Raw data >>

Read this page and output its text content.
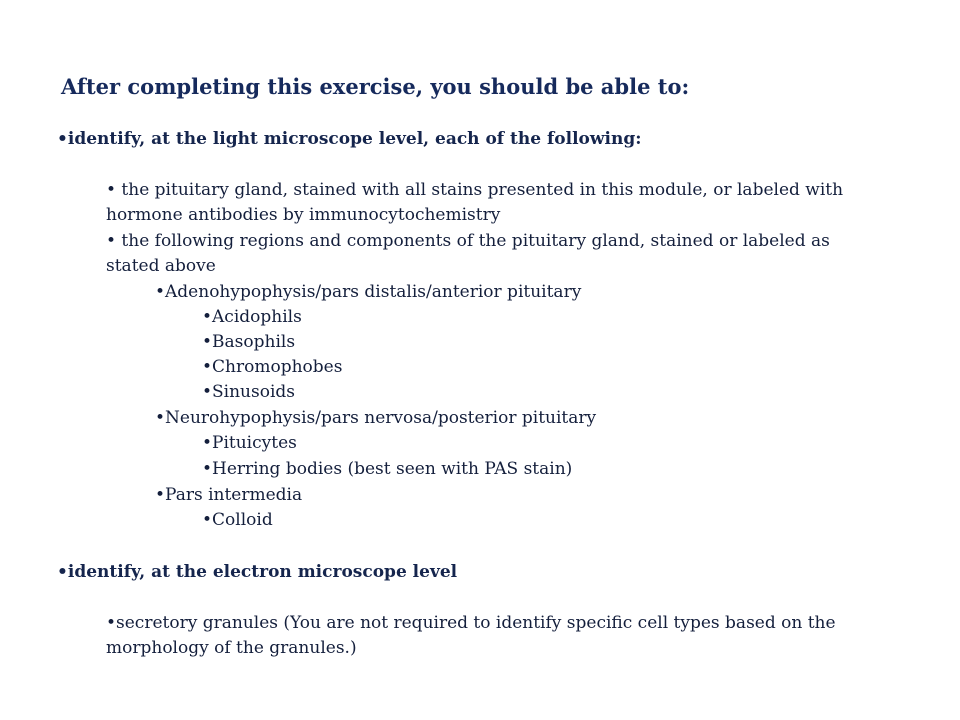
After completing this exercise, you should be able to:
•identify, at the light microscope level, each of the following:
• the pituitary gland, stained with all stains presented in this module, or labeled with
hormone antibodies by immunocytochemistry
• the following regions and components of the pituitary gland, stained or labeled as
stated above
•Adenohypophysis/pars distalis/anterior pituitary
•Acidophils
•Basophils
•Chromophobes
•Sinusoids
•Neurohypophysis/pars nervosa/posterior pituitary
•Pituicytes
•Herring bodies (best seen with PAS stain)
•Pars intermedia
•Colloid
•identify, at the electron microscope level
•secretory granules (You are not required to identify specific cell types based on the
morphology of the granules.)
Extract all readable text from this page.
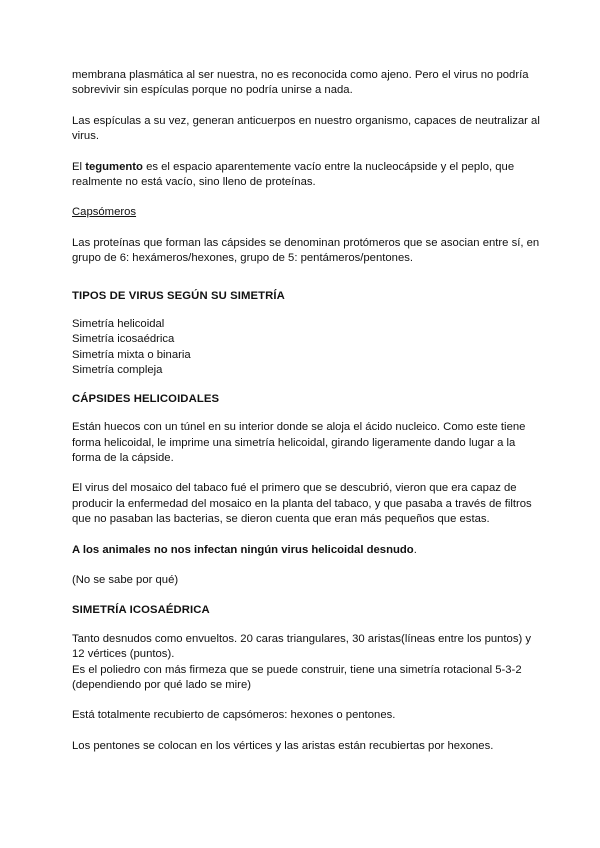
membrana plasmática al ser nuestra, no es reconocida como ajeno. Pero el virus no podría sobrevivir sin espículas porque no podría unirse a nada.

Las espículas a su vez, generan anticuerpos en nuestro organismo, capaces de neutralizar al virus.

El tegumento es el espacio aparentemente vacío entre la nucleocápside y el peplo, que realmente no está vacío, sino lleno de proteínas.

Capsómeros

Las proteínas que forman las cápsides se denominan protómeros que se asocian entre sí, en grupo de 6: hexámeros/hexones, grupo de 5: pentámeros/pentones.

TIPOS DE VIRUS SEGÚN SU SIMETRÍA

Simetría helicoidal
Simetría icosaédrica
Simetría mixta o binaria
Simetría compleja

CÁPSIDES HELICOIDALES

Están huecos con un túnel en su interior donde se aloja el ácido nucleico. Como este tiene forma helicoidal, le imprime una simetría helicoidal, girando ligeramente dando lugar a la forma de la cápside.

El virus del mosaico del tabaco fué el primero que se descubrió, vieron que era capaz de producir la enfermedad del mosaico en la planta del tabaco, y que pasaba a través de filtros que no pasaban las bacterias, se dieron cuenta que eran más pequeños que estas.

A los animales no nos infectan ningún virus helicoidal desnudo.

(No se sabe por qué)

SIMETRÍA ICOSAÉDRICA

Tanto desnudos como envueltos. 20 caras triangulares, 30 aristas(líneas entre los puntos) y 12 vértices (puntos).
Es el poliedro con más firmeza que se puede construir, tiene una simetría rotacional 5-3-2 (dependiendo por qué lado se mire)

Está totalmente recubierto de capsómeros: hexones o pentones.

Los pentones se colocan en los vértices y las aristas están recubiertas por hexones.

Directions for this task >> Give back the records above exactly. Pictures stay out.

Exercise response >>
Read this page and output its text content.
After completing this exercise, you should be able to:
•identify, at the light microscope level, each of the following:
• the pituitary gland, stained with all stains presented in this module, or labeled with
hormone antibodies by immunocytochemistry
• the following regions and components of the pituitary gland, stained or labeled as
stated above
•Adenohypophysis/pars distalis/anterior pituitary
•Acidophils
•Basophils
•Chromophobes
•Sinusoids
•Neurohypophysis/pars nervosa/posterior pituitary
•Pituicytes
•Herring bodies (best seen with PAS stain)
•Pars intermedia
•Colloid
•identify, at the electron microscope level
•secretory granules (You are not required to identify specific cell types based on the
morphology of the granules.)
Extract all readable text from this page.
membrana plasmática al ser nuestra, no es reconocida como ajeno. Pero el virus no podría sobrevivir sin espículas porque no podría unirse a nada.

Las espículas a su vez, generan anticuerpos en nuestro organismo, capaces de neutralizar al virus.

El tegumento es el espacio aparentemente vacío entre la nucleocápside y el peplo, que realmente no está vacío, sino lleno de proteínas.

Capsómeros

Las proteínas que forman las cápsides se denominan protómeros que se asocian entre sí, en grupo de 6: hexámeros/hexones, grupo de 5: pentámeros/pentones.

TIPOS DE VIRUS SEGÚN SU SIMETRÍA

Simetría helicoidal
Simetría icosaédrica
Simetría mixta o binaria
Simetría compleja

CÁPSIDES HELICOIDALES

Están huecos con un túnel en su interior donde se aloja el ácido nucleico. Como este tiene forma helicoidal, le imprime una simetría helicoidal, girando ligeramente dando lugar a la forma de la cápside.

El virus del mosaico del tabaco fué el primero que se descubrió, vieron que era capaz de producir la enfermedad del mosaico en la planta del tabaco, y que pasaba a través de filtros que no pasaban las bacterias, se dieron cuenta que eran más pequeños que estas.

A los animales no nos infectan ningún virus helicoidal desnudo.

(No se sabe por qué)

SIMETRÍA ICOSAÉDRICA

Tanto desnudos como envueltos. 20 caras triangulares, 30 aristas(líneas entre los puntos) y 12 vértices (puntos).
Es el poliedro con más firmeza que se puede construir, tiene una simetría rotacional 5-3-2 (dependiendo por qué lado se mire)

Está totalmente recubierto de capsómeros: hexones o pentones.

Los pentones se colocan en los vértices y las aristas están recubiertas por hexones.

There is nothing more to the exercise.